Lift out all lines below that contain "Park".

++++++

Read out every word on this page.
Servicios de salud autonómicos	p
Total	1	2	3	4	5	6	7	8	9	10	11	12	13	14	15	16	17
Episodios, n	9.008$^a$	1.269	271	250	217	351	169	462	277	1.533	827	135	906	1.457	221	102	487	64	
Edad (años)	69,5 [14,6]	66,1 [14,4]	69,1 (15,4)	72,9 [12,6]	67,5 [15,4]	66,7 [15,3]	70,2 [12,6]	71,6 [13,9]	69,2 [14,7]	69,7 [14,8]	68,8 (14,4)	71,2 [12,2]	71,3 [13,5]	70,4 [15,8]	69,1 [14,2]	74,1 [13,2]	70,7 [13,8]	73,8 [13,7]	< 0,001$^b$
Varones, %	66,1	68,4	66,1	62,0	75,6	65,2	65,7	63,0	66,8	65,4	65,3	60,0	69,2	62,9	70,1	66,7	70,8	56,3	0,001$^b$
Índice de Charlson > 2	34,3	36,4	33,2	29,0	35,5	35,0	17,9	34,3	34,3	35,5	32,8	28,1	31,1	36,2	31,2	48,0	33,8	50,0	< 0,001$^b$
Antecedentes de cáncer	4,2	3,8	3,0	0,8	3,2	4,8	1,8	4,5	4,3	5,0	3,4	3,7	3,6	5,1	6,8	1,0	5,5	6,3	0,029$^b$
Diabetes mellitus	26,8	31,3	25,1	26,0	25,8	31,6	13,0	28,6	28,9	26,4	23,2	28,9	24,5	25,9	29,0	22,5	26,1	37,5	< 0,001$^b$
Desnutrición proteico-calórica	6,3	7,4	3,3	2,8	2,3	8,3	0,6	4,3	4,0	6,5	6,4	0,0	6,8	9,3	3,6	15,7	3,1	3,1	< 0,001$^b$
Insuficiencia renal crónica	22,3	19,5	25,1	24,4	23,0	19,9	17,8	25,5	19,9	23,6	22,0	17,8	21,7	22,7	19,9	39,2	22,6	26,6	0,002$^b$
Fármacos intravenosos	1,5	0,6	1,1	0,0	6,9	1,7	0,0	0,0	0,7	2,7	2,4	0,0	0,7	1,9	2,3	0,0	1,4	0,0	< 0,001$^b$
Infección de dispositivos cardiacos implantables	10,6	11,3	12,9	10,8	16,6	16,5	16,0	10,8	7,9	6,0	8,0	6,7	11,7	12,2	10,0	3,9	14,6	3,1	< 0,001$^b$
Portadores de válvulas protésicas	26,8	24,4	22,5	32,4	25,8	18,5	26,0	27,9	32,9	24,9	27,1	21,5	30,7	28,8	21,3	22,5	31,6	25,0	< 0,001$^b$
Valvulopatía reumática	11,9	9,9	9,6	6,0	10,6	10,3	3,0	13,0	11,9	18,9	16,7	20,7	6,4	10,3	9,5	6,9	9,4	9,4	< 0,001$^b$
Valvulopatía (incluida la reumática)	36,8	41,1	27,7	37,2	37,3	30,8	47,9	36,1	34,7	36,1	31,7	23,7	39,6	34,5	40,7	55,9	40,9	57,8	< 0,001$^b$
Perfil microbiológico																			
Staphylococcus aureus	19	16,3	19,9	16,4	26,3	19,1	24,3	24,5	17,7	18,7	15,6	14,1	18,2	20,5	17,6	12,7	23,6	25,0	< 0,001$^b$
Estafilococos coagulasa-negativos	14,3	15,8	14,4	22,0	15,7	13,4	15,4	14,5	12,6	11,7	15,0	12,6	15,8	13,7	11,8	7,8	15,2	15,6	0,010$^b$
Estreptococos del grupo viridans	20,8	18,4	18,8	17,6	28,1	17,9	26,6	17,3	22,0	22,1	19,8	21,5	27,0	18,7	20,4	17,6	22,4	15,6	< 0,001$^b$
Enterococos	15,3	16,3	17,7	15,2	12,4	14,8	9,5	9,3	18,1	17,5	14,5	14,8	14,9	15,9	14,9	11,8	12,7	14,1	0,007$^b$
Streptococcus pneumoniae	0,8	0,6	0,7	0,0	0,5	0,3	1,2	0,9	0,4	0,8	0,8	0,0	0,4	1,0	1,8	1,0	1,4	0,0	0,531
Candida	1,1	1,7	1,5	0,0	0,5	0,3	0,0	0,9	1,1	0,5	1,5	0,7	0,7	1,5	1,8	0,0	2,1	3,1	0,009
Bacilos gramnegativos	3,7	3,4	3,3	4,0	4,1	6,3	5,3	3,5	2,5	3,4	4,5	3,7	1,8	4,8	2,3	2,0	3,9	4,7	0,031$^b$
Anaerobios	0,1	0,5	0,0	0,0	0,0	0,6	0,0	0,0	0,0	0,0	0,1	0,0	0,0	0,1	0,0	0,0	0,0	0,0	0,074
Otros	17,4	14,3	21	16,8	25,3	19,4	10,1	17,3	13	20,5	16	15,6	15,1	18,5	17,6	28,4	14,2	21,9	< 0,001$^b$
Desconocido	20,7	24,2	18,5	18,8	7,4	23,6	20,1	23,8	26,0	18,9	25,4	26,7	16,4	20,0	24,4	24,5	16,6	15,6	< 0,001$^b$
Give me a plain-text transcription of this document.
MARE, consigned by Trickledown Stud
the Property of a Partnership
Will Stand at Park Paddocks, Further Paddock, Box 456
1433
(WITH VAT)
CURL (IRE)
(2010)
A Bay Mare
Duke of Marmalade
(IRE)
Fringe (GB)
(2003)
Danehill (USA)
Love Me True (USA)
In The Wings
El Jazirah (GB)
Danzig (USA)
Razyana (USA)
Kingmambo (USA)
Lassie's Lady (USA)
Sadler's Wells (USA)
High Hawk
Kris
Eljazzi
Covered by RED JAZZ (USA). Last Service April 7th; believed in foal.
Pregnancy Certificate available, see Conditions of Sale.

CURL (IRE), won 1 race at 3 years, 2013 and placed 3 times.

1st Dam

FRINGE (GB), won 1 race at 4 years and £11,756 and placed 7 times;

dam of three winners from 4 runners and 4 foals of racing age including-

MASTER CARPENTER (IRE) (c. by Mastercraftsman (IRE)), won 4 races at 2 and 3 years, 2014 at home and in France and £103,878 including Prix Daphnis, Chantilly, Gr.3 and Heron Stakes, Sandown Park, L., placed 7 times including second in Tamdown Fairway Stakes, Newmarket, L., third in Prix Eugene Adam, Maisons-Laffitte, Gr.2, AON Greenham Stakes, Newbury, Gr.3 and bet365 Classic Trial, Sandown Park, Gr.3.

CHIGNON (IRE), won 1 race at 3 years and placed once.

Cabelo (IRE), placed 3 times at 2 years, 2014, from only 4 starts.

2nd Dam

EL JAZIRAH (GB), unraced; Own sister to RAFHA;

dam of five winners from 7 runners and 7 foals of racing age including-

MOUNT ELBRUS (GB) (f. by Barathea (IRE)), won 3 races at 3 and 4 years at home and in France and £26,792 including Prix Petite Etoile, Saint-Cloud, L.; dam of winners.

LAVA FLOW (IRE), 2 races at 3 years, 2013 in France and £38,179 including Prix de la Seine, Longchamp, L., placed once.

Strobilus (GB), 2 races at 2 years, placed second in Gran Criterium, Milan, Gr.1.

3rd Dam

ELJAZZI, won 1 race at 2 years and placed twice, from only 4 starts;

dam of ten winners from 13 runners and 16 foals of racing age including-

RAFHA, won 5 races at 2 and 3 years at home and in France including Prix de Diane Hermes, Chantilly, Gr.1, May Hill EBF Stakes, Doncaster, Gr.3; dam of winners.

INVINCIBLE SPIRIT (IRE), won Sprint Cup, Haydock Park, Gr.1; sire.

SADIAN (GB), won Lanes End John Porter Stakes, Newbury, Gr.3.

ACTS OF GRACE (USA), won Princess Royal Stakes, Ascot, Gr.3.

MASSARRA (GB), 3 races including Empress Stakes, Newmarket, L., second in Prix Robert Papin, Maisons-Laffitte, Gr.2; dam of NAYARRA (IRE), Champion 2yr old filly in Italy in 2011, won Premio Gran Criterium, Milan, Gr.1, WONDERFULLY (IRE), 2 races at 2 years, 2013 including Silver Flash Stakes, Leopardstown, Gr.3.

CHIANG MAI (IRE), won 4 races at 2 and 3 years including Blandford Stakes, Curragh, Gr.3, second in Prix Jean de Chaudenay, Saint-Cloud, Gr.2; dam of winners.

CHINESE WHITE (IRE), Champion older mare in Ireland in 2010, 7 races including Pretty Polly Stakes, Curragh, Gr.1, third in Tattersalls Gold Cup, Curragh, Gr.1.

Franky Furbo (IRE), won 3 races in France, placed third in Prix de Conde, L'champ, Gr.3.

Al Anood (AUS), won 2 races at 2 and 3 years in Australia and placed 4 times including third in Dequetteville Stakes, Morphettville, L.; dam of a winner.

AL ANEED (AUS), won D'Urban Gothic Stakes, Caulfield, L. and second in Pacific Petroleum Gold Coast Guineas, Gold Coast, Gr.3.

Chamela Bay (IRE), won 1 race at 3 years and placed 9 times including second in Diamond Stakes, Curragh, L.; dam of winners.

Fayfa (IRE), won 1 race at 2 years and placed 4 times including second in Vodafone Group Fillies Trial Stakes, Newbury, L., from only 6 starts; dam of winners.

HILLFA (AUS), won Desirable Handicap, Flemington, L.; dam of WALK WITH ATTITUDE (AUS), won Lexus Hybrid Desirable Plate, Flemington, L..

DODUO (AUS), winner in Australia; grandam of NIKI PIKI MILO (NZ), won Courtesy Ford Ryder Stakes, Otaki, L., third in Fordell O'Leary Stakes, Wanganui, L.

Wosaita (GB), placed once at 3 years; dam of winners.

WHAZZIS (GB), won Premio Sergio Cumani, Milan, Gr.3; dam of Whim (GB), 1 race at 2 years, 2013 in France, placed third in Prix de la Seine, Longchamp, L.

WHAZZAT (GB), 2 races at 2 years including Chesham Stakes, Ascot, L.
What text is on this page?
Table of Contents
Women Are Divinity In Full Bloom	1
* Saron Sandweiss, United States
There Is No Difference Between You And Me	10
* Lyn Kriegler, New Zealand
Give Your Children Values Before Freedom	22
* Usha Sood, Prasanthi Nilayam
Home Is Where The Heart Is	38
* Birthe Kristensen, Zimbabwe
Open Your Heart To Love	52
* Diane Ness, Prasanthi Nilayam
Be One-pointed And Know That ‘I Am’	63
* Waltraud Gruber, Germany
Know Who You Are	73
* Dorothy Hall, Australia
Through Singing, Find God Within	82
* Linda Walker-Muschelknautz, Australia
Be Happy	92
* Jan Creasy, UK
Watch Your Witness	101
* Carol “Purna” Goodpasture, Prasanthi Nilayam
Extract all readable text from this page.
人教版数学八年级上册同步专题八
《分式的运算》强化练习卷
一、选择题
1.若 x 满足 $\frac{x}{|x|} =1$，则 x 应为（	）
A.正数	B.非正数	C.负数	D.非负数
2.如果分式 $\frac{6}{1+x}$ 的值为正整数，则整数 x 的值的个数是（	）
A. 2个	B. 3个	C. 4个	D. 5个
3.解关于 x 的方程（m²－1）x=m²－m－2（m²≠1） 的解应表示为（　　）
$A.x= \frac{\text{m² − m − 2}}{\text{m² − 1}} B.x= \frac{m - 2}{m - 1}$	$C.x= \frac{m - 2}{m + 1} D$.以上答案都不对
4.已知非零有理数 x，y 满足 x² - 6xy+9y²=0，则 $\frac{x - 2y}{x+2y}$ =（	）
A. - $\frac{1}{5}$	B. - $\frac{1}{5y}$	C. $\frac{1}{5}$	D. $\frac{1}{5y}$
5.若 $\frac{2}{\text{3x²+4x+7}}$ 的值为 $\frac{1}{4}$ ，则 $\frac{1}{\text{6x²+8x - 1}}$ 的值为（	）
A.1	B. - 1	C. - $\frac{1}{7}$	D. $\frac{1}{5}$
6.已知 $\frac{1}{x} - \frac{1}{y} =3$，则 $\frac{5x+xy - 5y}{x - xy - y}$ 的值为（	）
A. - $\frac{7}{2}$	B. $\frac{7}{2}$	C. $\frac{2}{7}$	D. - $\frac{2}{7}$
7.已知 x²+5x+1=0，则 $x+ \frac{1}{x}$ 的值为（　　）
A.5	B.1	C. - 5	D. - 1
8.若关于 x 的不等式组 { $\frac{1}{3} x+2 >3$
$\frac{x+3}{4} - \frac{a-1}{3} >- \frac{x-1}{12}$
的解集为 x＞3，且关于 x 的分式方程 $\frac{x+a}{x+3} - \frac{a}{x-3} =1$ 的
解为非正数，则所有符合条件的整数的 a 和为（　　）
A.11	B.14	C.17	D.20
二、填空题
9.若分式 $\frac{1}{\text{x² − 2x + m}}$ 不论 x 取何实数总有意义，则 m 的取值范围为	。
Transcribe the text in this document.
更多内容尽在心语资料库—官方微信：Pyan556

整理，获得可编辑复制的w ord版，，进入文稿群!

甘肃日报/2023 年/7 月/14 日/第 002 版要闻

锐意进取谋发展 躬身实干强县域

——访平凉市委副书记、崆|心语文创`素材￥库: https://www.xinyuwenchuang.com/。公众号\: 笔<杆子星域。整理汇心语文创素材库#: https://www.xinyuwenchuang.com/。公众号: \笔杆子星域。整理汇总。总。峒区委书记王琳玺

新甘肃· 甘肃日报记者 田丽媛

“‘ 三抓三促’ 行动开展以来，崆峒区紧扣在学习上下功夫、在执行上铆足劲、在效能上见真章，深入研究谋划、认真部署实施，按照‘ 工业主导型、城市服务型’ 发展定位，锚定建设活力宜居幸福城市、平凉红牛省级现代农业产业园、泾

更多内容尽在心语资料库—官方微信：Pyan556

++++++

- [PROBLEM SOLUTION]
Will Stand at Park Paddocks, Further Paddock, Box 456
MASTER CARPENTER (IRE) (c. by Mastercraftsman (IRE)), won 4 races at 2 and 3 years, 2014 at home and in France and £103,878 including Prix Daphnis, Chantilly, Gr.3 and Heron Stakes, Sandown Park, L., placed 7 times including second in Tamdown Fairway Stakes, Newmarket, L., third in Prix Eugene Adam, Maisons-Laffitte, Gr.2, AON Greenham Stakes, Newbury, Gr.3 and bet365 Classic Trial, Sandown Park, Gr.3.
INVINCIBLE SPIRIT (IRE), won Sprint Cup, Haydock Park, Gr.1; sire.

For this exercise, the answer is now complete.